[BEGIN Data section]
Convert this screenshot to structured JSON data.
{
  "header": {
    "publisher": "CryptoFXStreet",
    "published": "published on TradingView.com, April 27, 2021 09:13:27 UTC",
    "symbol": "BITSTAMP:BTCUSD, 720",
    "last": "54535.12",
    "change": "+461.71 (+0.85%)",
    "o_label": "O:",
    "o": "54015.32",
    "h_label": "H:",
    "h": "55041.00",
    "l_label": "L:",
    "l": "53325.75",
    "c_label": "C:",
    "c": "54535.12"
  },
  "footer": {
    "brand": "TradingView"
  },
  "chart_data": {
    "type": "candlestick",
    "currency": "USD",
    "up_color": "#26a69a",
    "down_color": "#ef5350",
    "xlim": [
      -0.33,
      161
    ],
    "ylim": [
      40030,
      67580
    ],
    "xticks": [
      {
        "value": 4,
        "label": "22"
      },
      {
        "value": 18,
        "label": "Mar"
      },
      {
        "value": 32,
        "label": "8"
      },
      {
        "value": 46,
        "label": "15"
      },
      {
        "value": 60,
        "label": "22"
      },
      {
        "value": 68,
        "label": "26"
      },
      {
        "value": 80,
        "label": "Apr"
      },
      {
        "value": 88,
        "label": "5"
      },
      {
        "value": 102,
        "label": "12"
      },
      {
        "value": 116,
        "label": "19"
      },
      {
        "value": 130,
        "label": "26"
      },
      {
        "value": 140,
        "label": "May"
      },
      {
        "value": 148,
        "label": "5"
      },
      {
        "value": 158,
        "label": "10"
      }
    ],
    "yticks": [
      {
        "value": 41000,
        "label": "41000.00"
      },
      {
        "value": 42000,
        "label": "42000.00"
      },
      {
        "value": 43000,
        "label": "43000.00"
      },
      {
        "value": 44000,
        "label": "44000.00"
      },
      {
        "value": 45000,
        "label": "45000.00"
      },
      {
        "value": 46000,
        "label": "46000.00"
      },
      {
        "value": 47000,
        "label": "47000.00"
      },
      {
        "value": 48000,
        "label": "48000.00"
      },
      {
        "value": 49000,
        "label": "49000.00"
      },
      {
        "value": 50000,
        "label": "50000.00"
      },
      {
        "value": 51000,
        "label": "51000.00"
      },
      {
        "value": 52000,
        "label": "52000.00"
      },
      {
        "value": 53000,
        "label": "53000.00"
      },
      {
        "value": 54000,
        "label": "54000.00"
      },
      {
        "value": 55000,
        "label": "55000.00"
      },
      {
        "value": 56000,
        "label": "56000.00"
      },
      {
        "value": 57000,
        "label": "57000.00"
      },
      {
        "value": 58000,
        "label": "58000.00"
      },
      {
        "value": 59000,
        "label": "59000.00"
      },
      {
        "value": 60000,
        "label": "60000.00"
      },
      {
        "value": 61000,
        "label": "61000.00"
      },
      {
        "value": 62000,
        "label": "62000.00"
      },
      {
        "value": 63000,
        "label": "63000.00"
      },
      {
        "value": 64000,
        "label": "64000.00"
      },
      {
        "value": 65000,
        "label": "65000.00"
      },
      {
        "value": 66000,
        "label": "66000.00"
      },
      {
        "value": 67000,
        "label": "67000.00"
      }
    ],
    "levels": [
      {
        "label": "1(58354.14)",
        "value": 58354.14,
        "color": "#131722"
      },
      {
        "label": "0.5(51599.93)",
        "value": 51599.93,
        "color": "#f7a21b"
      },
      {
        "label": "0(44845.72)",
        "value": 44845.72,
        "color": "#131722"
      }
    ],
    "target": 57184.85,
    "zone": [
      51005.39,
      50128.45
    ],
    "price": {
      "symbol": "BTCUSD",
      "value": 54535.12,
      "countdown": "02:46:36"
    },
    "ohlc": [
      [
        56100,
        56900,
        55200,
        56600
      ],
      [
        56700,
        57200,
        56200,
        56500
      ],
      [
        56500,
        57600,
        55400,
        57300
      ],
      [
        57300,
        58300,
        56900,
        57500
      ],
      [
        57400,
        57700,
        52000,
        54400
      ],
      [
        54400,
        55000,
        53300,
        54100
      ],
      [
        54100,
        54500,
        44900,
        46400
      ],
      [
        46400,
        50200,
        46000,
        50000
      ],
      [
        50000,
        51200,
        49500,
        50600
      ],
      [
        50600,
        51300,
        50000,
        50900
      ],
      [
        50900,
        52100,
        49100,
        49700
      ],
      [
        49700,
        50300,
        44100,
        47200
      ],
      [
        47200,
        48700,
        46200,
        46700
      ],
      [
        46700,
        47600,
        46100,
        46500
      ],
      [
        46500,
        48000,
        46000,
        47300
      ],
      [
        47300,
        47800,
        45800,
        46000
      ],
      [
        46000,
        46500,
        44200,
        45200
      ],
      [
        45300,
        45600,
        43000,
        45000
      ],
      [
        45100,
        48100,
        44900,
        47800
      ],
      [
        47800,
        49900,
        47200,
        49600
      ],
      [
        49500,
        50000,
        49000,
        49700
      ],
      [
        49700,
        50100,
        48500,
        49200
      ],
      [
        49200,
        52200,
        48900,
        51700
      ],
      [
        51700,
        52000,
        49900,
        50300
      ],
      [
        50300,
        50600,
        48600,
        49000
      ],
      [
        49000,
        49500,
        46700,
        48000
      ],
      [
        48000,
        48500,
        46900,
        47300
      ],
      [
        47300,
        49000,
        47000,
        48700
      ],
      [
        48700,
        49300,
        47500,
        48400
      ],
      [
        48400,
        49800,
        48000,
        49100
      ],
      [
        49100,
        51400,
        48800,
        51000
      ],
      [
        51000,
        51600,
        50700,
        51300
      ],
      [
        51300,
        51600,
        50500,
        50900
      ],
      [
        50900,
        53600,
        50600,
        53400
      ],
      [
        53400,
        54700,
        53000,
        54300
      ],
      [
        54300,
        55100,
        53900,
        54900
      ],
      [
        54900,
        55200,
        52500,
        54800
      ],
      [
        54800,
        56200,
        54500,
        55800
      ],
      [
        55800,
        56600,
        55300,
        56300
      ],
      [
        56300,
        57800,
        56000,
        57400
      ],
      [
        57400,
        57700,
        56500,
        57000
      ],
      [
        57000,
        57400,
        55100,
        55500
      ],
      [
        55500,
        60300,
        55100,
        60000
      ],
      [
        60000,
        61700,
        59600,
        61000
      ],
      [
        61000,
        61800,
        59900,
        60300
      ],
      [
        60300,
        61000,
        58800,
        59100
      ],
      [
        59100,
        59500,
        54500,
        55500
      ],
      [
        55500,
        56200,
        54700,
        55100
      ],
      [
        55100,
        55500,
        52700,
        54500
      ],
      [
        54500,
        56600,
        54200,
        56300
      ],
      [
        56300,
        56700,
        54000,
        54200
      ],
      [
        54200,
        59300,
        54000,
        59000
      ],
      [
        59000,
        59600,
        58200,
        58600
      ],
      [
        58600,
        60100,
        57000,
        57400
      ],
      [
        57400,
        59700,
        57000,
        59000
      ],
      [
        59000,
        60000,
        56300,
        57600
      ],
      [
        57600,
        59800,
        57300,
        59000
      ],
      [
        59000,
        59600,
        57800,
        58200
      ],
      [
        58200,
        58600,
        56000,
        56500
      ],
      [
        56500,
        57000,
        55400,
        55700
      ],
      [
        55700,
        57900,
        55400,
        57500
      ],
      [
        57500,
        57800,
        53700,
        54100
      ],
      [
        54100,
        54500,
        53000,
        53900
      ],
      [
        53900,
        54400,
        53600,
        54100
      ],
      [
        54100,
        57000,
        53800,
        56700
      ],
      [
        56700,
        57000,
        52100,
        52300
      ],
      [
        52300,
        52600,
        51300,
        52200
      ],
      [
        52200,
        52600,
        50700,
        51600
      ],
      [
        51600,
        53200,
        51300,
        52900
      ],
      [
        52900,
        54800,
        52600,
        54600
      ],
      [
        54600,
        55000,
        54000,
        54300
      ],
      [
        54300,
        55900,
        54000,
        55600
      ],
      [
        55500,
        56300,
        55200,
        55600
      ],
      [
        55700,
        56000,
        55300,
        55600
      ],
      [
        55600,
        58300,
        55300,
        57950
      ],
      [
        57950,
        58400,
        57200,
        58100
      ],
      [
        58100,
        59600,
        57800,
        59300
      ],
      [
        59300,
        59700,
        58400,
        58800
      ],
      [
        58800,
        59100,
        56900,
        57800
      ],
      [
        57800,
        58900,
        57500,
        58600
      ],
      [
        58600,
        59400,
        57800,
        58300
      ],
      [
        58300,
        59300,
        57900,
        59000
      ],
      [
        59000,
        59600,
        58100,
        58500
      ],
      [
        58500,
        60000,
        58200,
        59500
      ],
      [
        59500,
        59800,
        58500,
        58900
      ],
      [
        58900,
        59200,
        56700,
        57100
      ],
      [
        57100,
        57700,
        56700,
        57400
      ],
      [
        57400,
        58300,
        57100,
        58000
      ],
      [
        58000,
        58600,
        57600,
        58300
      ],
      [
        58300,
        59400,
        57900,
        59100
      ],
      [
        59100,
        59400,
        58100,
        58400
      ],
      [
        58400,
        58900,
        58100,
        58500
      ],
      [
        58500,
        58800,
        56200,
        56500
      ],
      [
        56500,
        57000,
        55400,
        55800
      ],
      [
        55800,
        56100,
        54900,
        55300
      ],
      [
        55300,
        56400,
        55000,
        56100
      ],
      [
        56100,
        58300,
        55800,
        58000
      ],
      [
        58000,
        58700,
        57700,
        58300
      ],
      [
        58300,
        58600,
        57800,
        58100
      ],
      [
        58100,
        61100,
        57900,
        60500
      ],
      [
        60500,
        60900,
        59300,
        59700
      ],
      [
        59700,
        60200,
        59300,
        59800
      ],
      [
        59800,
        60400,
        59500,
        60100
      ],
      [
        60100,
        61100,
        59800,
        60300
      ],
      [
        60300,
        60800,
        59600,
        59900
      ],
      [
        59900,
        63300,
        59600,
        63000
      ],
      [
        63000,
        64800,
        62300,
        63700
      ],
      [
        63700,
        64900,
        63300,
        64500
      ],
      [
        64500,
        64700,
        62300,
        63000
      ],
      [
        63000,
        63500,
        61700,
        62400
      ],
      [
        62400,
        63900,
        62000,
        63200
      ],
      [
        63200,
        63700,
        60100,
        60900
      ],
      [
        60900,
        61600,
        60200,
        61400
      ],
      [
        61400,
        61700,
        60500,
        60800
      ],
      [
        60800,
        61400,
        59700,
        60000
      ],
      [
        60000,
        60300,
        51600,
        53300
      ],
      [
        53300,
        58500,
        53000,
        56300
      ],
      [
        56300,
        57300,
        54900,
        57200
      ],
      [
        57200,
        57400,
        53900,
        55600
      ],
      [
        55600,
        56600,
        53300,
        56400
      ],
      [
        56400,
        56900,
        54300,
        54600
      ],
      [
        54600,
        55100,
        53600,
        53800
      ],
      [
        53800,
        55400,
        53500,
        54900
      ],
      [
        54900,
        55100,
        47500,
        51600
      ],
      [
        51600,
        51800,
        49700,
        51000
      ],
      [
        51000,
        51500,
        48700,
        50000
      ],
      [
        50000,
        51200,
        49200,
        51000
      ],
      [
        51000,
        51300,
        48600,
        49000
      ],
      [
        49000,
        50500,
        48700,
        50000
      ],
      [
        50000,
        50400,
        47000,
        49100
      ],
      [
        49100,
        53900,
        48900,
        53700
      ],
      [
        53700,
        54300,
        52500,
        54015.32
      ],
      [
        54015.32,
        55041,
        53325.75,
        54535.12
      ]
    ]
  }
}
[END Data section]
# What this task involves
Copy out the lines in which the string "BTCUSD" appears.

# Answer to this exercise
    "symbol": "BITSTAMP:BTCUSD, 720",
      "symbol": "BTCUSD",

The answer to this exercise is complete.